GOAL OF THE EXERCISE
Lines that contain "dans" are to be counted; give only their number.

Records contained in a dataset
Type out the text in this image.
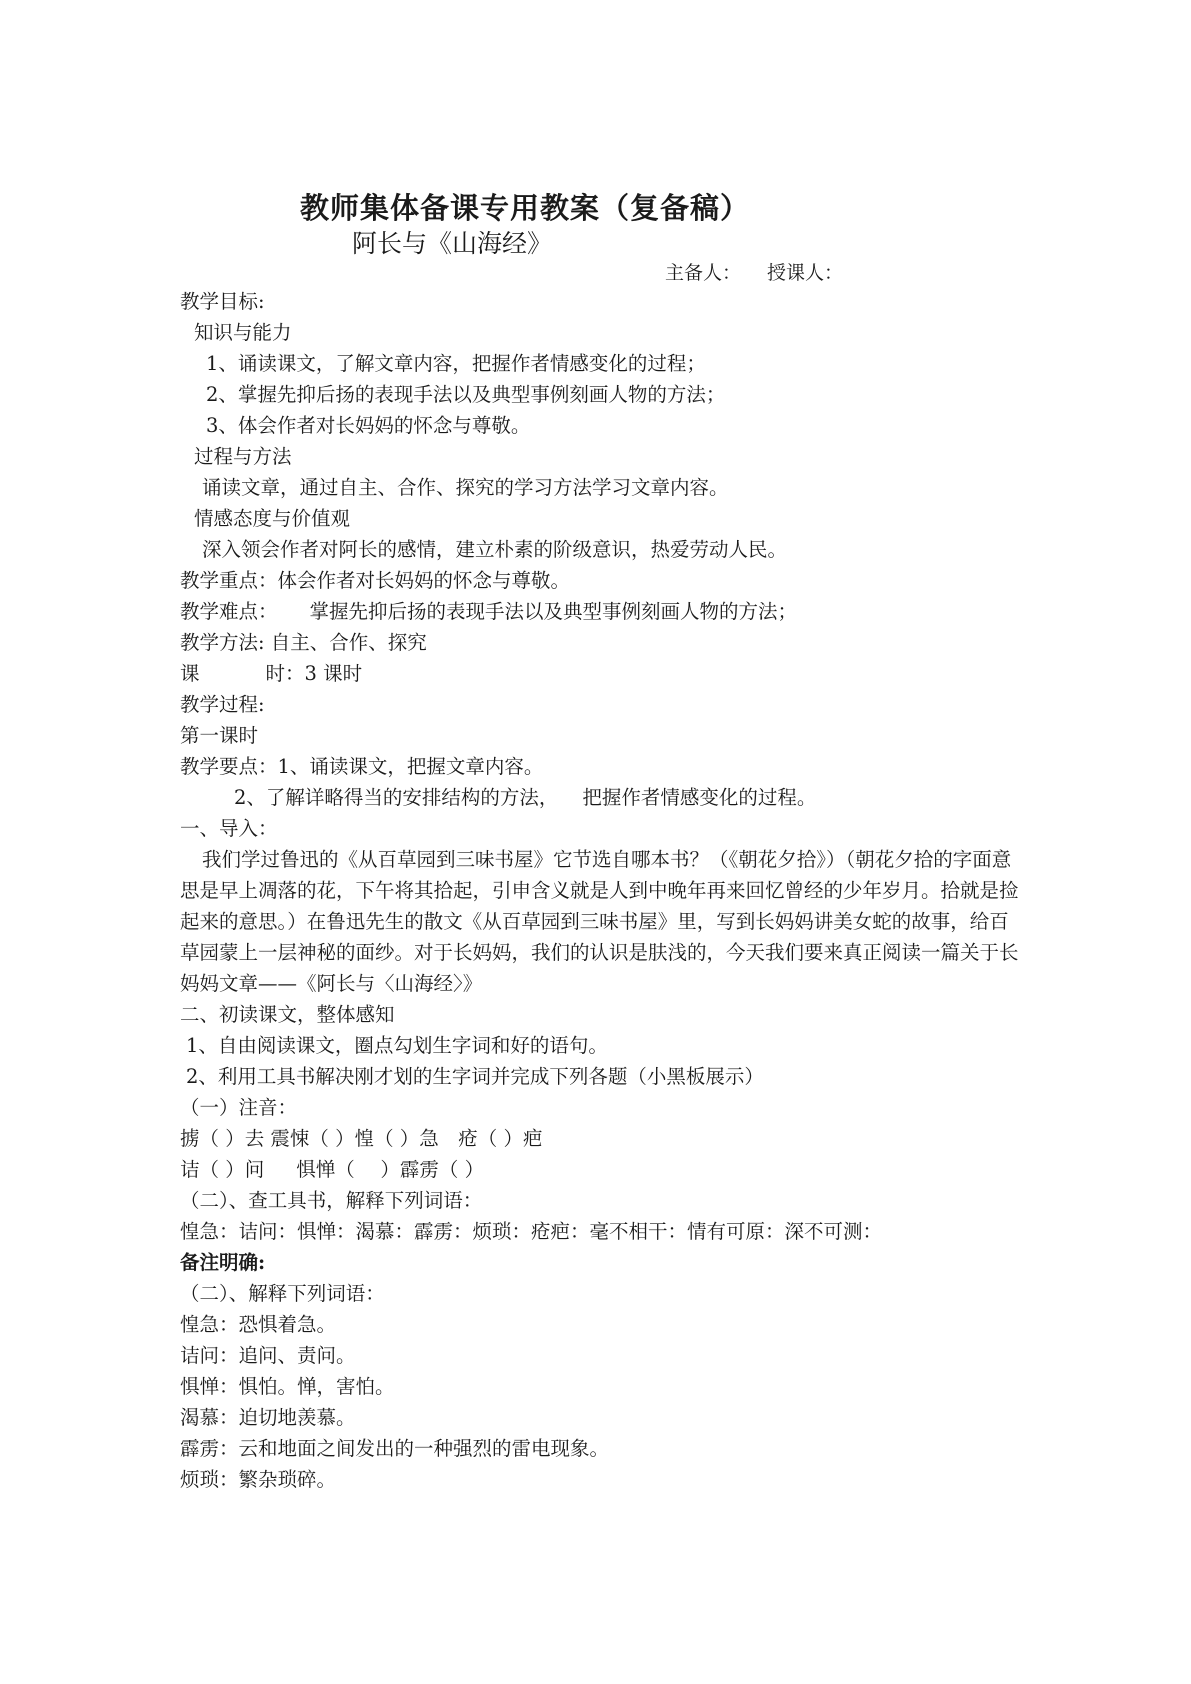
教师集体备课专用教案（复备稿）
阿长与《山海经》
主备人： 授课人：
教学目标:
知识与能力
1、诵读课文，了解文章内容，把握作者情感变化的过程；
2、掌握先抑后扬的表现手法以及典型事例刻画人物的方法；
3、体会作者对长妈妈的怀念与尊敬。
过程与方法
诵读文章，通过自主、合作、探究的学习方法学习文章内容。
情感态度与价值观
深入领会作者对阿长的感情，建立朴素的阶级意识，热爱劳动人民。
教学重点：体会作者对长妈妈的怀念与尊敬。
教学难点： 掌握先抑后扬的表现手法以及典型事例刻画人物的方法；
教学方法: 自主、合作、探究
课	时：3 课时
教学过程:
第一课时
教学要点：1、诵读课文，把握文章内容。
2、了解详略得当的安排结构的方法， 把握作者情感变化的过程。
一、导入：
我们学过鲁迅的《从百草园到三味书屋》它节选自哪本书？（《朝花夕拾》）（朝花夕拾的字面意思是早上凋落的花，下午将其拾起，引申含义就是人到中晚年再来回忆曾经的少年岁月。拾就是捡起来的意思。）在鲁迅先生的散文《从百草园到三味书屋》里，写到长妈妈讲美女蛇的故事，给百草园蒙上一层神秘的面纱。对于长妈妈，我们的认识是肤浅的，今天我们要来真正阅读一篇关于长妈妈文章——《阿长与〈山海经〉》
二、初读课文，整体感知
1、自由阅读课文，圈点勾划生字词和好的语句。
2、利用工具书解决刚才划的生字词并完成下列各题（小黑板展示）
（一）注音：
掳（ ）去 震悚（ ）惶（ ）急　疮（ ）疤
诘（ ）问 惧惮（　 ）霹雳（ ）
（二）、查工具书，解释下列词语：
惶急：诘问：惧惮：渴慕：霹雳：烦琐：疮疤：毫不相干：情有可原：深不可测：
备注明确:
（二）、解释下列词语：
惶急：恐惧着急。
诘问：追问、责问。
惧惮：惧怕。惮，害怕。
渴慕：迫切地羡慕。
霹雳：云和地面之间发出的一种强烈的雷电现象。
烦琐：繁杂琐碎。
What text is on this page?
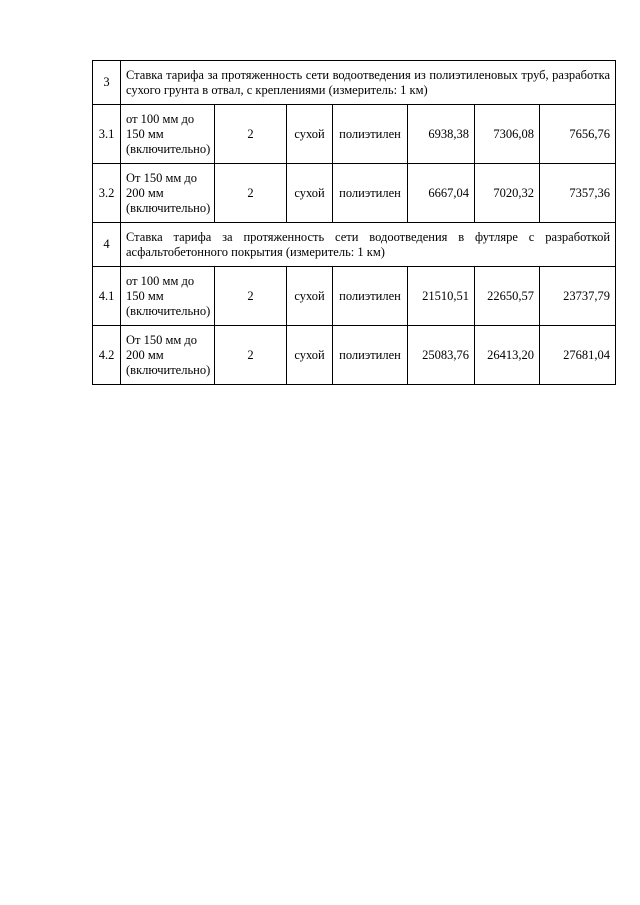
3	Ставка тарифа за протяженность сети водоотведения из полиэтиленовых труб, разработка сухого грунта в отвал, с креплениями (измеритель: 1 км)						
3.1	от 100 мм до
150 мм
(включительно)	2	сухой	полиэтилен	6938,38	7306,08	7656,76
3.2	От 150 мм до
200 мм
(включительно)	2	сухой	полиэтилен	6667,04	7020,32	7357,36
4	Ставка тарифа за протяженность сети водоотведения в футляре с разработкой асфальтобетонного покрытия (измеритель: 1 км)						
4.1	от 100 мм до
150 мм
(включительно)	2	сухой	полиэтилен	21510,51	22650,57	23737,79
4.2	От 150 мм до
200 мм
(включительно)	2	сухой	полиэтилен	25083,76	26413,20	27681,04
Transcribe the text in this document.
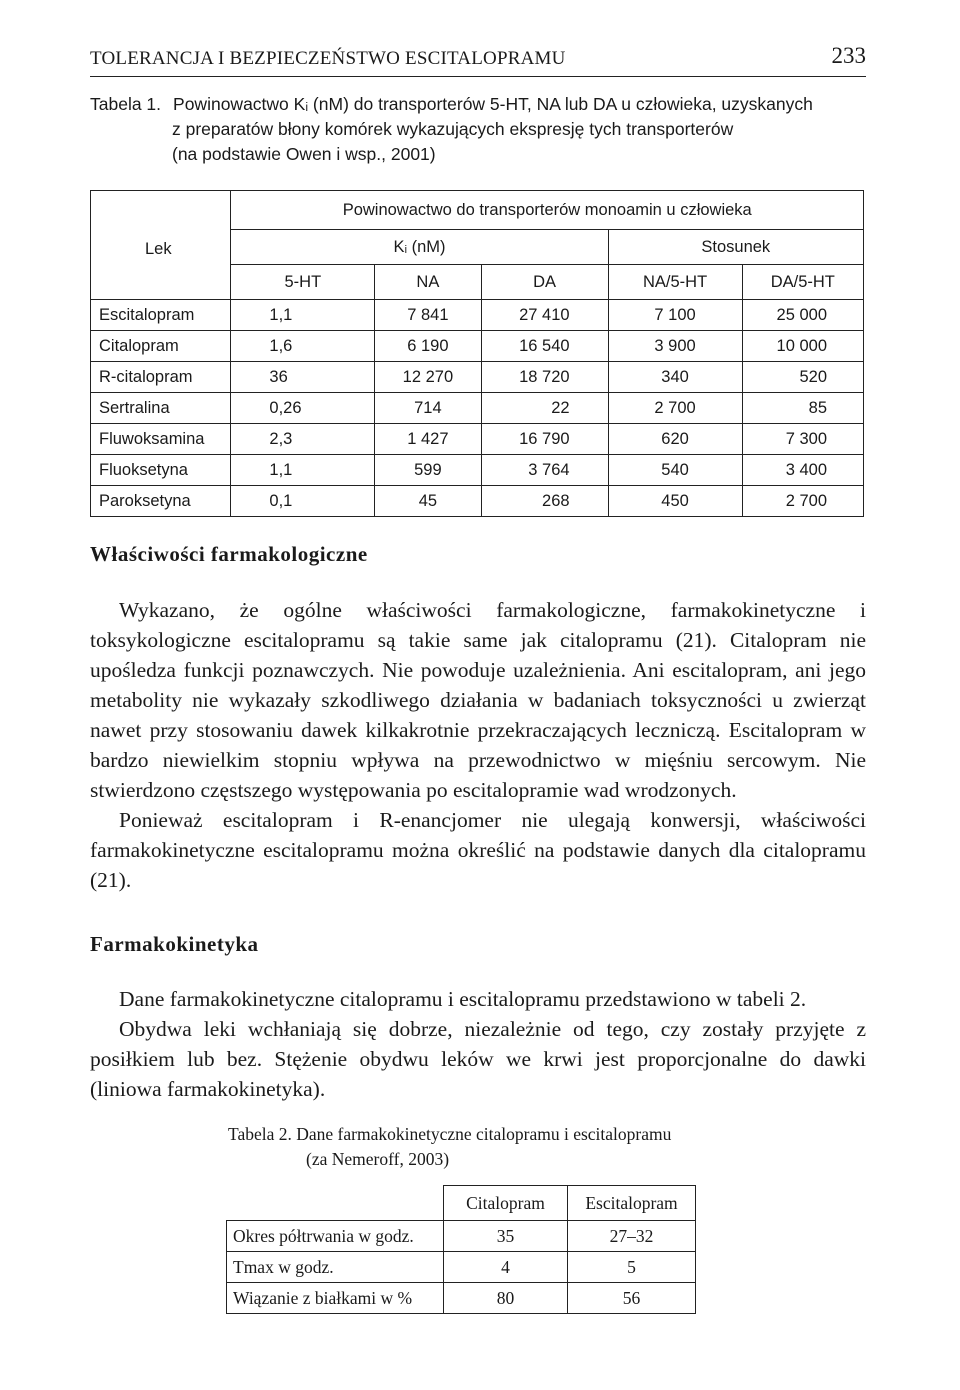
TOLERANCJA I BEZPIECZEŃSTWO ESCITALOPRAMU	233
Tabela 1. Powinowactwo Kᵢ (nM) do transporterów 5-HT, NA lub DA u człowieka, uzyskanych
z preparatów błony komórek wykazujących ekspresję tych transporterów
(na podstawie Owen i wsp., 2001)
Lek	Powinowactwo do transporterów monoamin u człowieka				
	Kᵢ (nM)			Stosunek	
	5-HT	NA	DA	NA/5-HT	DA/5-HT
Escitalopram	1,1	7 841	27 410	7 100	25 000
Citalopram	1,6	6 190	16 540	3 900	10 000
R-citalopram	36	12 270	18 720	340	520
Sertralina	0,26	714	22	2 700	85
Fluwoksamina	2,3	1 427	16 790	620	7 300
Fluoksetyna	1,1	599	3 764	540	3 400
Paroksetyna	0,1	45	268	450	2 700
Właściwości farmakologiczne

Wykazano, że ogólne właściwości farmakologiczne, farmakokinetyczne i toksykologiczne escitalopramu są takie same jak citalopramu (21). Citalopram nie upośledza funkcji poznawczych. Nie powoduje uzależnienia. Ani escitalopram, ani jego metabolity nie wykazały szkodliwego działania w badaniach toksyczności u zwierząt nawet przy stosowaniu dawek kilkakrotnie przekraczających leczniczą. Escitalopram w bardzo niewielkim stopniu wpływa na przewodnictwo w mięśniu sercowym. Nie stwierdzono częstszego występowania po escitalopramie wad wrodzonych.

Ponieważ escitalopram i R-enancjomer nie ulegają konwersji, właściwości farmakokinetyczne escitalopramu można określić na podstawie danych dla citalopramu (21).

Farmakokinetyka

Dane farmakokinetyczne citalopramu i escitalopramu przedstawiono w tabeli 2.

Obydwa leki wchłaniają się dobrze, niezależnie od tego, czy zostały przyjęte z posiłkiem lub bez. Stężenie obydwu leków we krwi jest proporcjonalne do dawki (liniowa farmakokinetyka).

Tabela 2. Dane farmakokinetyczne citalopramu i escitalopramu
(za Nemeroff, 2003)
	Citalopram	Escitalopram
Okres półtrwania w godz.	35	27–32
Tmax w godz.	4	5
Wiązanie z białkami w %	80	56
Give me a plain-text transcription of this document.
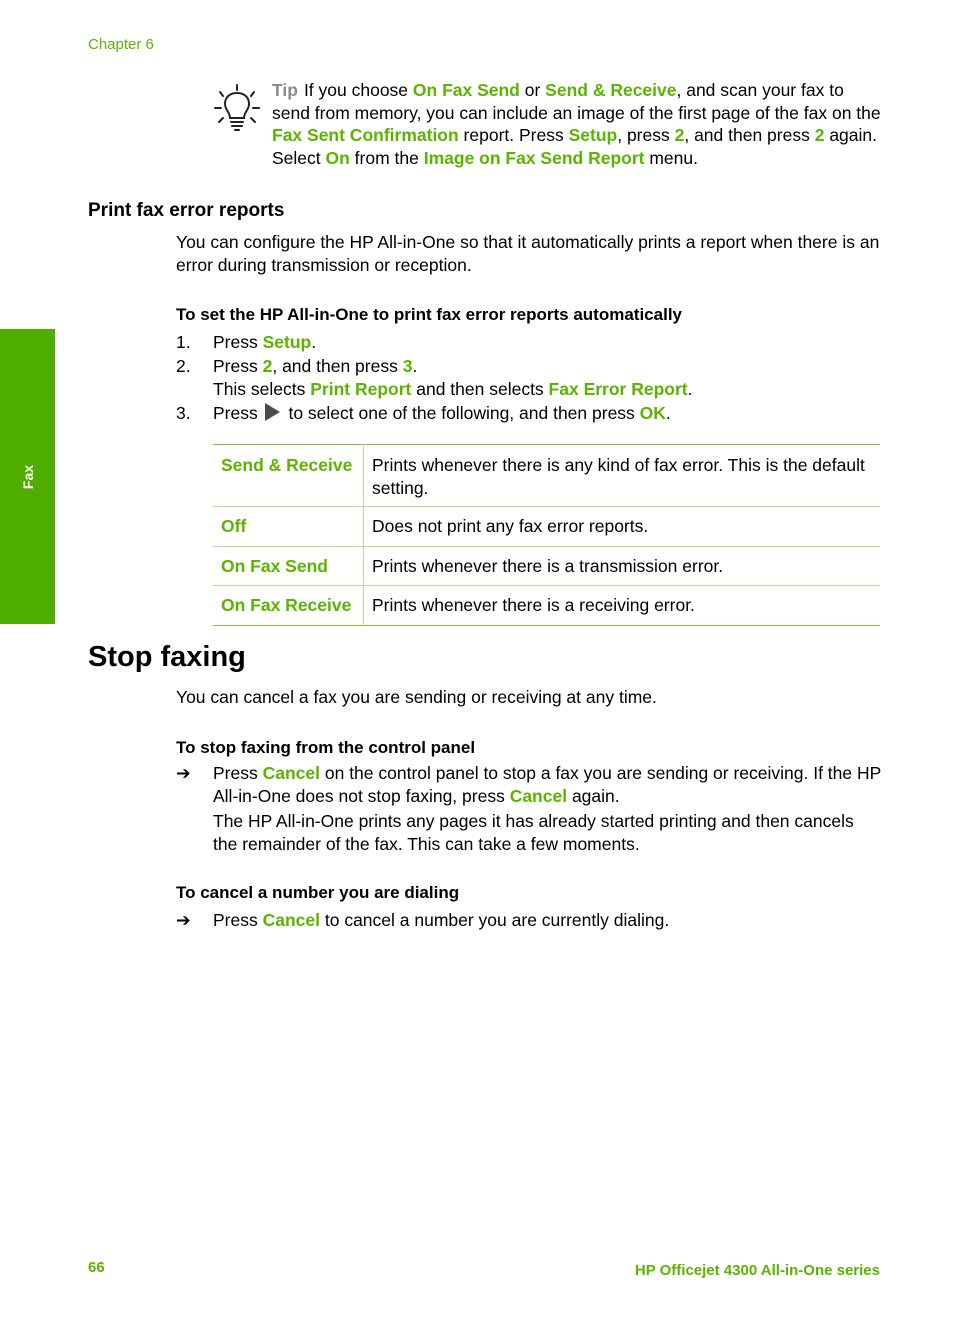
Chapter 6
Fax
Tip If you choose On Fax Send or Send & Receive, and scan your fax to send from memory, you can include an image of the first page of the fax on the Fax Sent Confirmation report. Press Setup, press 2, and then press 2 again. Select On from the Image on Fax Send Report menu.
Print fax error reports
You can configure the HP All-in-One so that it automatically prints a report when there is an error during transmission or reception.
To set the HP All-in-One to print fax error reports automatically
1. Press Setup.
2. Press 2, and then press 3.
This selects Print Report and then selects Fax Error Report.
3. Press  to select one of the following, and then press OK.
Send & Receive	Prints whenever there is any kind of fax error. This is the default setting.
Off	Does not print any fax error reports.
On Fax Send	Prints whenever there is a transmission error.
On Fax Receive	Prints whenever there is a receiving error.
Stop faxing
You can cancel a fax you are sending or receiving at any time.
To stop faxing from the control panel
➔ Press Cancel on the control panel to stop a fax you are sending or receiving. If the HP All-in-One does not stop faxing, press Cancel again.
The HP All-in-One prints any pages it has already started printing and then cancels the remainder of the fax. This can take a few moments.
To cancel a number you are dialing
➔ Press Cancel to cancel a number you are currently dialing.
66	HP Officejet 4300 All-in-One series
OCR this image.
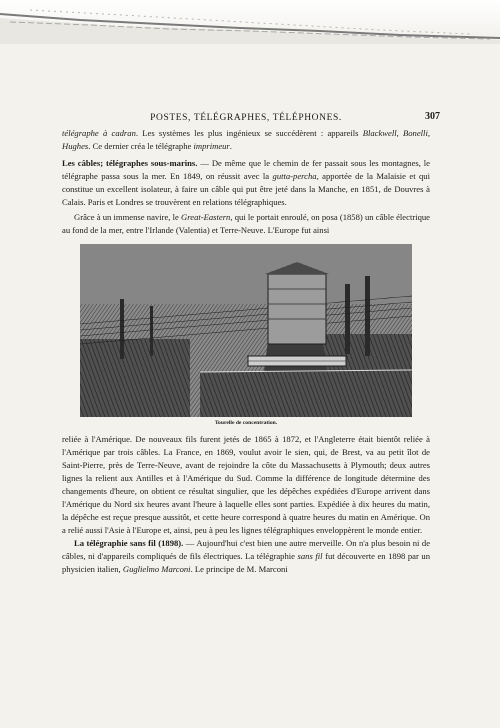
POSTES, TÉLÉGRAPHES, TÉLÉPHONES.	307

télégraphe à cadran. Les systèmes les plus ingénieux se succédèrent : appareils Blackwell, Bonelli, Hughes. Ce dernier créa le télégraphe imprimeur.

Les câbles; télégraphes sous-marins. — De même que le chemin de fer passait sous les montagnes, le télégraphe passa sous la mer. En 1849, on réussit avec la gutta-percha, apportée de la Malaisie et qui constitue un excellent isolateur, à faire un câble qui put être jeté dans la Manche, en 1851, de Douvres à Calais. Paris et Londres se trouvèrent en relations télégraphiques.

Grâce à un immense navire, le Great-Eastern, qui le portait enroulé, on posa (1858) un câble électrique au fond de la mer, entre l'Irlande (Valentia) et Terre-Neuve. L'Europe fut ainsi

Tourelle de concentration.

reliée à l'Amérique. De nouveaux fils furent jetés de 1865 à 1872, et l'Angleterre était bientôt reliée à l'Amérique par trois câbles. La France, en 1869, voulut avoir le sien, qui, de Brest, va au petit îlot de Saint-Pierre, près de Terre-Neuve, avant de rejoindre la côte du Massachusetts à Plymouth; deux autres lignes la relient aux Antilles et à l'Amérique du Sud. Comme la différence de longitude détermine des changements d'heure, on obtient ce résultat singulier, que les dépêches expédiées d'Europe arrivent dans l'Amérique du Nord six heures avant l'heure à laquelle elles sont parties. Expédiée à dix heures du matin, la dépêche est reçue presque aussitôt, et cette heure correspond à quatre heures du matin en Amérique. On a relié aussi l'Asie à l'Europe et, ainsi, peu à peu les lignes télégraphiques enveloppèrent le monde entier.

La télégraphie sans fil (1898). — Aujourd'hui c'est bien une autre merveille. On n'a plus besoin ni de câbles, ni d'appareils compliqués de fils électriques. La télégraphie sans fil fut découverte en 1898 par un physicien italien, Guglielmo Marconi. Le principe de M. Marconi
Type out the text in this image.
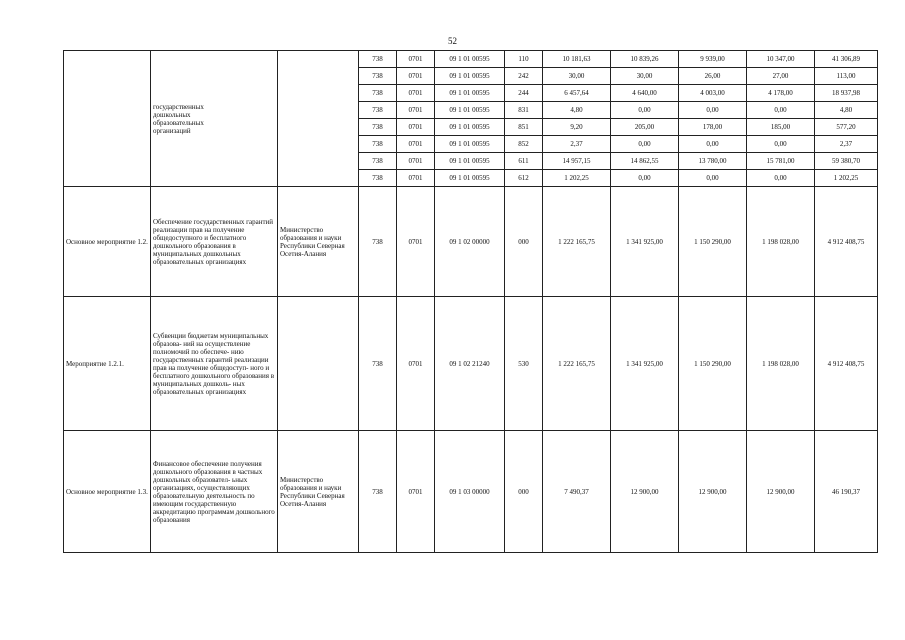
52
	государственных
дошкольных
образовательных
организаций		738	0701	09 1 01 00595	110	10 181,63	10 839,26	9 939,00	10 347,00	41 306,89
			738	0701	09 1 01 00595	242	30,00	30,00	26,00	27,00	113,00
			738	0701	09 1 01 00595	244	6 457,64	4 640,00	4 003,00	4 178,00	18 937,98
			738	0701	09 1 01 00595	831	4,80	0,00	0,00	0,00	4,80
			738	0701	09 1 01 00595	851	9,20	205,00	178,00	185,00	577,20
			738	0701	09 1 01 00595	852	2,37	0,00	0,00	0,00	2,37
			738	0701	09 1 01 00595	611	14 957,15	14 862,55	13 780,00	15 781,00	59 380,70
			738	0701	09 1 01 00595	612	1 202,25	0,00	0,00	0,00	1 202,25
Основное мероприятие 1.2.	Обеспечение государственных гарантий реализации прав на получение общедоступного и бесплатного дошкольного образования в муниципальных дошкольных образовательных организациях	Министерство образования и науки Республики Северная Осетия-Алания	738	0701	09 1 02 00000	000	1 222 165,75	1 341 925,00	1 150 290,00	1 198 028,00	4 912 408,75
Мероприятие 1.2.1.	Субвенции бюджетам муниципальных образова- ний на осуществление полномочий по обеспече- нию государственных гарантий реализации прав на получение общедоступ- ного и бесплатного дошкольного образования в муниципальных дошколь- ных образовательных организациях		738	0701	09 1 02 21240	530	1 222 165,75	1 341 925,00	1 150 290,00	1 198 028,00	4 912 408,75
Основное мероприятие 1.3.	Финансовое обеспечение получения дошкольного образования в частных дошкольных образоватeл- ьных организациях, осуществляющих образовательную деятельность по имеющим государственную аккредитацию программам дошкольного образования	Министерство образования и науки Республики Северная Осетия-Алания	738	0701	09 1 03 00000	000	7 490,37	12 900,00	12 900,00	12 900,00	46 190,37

SOLUTION TO THIS PROBLEM
2